**Stated goal**
Count the lines containing "this" in the entries underneath, and state that count without anything else.
───── Extracted material ─────
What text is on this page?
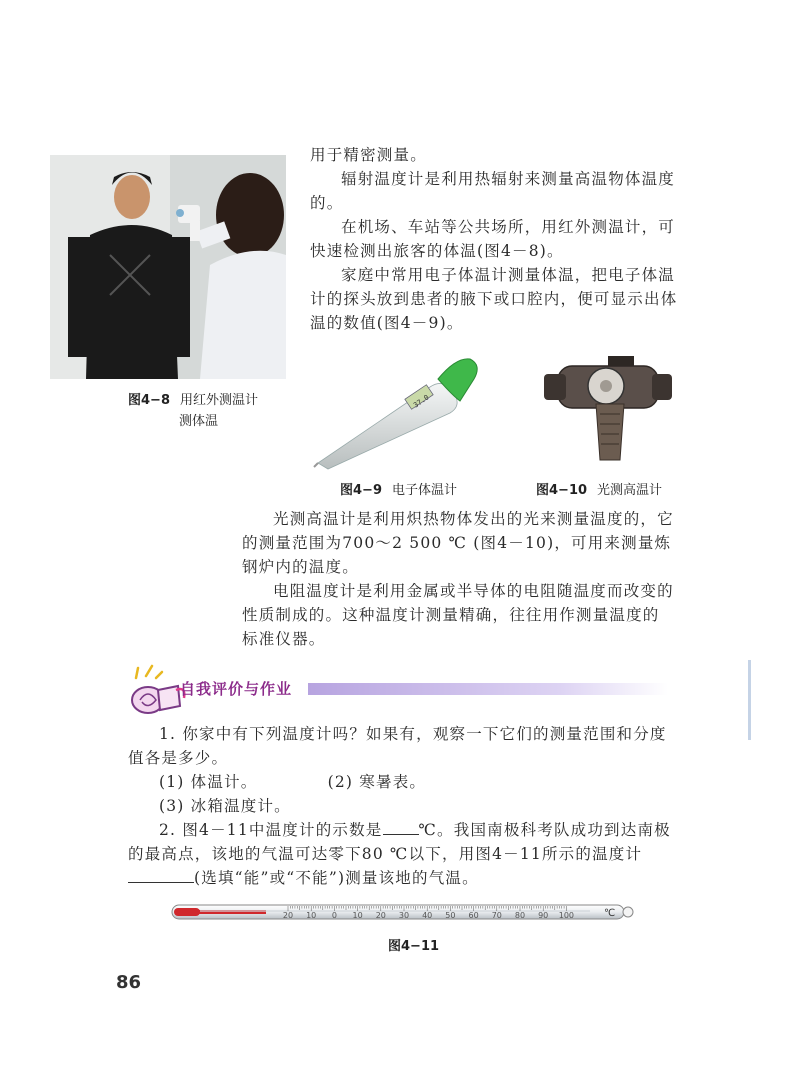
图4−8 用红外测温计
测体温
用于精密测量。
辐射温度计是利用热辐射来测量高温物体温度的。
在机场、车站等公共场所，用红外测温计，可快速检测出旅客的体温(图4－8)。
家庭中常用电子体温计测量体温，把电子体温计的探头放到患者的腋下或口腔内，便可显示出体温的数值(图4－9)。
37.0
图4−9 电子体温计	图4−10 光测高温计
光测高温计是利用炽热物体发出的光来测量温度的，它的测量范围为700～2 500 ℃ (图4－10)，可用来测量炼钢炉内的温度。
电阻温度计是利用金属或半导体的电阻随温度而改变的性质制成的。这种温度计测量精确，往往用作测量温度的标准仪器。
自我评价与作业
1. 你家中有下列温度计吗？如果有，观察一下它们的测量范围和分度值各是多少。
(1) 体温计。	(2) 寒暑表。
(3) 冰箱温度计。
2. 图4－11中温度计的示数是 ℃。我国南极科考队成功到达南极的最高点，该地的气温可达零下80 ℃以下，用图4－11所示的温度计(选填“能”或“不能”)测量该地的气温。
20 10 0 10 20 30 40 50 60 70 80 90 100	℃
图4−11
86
─────
───── Extracted material ─────
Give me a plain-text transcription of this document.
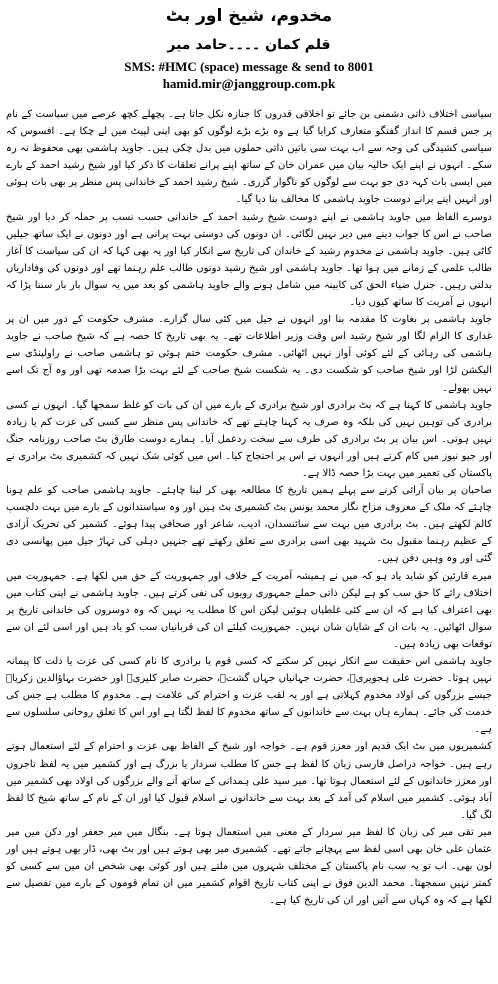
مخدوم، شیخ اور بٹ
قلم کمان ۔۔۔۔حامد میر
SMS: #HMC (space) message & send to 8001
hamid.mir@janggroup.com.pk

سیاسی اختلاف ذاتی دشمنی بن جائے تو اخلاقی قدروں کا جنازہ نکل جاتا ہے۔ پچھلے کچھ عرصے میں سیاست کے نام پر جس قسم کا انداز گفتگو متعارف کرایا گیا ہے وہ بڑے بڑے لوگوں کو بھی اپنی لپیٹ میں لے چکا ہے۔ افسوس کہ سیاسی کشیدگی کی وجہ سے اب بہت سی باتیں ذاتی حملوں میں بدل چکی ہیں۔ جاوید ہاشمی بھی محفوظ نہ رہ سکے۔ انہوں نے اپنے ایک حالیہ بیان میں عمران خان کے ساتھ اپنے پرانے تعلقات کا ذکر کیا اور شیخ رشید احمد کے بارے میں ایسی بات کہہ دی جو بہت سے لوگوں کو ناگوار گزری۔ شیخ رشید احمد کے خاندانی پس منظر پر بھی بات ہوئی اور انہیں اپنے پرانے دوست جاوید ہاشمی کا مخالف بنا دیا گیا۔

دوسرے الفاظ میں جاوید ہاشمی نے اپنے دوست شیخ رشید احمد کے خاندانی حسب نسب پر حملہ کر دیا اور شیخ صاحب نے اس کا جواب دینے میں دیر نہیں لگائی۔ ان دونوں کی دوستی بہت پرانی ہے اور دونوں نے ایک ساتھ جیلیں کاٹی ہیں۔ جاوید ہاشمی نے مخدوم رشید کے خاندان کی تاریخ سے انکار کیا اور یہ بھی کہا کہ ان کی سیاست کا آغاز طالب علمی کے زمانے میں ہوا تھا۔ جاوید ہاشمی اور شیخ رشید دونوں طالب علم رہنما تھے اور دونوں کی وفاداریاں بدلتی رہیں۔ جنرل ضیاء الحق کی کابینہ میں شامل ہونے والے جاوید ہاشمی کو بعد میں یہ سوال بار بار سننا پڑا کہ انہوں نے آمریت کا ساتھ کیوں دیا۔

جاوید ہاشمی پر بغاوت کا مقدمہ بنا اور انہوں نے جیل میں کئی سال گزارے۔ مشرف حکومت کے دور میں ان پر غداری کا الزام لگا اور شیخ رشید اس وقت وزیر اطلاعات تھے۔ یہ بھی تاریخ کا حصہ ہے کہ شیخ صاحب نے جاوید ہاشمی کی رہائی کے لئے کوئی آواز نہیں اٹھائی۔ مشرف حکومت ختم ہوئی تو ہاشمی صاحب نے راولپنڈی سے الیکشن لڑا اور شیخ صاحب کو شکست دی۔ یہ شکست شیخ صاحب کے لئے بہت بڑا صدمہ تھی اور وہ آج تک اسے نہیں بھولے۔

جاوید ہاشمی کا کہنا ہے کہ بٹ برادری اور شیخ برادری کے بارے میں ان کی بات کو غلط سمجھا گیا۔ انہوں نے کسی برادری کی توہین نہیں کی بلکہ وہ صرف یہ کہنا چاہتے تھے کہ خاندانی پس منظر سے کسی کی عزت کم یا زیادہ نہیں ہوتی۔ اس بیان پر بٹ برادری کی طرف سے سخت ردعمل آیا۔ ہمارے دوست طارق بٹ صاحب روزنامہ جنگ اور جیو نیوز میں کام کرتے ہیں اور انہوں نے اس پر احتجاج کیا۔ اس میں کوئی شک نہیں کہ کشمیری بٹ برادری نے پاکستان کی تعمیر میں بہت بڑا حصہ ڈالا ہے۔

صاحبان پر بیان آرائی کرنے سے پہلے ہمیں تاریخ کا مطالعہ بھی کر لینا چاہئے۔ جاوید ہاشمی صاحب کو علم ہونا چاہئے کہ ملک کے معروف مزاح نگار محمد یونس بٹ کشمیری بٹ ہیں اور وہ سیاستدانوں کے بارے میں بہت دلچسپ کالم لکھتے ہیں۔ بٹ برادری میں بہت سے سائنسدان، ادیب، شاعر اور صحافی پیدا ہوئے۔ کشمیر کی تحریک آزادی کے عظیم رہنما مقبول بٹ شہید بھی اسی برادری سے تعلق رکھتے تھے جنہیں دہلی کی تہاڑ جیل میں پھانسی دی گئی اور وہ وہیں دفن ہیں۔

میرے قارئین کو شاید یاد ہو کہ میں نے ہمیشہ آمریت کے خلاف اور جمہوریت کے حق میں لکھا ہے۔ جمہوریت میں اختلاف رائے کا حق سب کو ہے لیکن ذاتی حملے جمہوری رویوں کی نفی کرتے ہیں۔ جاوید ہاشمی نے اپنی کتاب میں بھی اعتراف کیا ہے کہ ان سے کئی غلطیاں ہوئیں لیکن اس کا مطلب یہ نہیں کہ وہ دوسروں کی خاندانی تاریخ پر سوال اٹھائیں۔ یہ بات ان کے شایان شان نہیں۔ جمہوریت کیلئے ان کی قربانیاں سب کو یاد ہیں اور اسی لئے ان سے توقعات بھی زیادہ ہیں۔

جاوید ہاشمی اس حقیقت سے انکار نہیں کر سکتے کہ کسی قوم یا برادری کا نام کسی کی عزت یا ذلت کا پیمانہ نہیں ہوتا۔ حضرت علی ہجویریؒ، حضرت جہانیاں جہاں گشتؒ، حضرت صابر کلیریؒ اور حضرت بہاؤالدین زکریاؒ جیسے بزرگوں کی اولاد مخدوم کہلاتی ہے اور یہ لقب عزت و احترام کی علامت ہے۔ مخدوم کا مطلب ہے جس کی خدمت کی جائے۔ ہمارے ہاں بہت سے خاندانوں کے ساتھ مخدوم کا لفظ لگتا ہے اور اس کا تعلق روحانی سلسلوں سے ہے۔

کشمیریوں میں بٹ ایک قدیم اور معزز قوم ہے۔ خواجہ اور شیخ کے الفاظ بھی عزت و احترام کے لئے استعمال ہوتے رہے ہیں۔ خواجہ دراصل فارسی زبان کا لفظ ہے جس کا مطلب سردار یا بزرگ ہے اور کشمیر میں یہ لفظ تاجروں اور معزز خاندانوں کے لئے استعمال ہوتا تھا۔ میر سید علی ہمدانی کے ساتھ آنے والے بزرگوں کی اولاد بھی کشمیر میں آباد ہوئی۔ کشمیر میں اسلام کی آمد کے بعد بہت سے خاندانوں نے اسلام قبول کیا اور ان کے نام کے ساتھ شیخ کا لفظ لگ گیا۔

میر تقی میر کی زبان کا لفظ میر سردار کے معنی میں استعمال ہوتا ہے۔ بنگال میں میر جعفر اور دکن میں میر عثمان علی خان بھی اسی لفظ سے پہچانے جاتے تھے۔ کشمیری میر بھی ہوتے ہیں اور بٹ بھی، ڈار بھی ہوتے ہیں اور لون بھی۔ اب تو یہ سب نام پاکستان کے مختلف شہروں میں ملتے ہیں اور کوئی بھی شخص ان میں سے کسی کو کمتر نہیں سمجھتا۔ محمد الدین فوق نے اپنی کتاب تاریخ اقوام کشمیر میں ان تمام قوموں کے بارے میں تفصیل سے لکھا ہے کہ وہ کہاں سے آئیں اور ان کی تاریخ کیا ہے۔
─────
**Answer to the problem**
2